══ Exercise material ══
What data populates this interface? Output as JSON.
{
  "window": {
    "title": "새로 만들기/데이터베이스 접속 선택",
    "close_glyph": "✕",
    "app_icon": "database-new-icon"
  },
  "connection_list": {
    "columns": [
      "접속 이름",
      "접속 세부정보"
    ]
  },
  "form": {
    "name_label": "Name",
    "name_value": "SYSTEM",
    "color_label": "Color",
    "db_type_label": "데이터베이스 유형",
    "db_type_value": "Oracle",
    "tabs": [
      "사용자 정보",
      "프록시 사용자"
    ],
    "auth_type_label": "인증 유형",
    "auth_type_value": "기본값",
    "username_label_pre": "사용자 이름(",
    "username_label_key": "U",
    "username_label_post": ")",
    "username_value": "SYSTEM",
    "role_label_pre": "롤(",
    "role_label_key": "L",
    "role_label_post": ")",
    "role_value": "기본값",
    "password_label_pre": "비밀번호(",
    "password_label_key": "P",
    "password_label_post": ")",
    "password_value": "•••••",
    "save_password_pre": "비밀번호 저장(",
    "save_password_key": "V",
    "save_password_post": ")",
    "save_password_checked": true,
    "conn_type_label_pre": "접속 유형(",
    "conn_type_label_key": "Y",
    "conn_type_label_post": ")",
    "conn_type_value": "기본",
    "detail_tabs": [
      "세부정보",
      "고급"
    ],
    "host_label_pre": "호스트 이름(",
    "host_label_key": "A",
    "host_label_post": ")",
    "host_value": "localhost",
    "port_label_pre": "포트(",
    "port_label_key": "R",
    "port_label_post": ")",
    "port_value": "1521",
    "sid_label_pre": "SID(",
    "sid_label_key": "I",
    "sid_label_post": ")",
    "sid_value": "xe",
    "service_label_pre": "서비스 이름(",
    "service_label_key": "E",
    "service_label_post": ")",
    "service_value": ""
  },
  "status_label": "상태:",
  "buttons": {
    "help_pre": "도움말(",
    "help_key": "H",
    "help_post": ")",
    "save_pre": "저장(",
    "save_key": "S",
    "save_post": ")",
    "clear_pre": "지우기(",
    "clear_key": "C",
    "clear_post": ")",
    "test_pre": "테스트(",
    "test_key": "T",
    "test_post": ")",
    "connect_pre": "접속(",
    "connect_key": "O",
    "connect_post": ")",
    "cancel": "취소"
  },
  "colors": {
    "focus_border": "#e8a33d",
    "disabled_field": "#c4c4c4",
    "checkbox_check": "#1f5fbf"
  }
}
═══
# Goal of the exercise
Above are entries; state the number of lines among them that contain "데이터베이스", and nothing else.

# Complete answer
2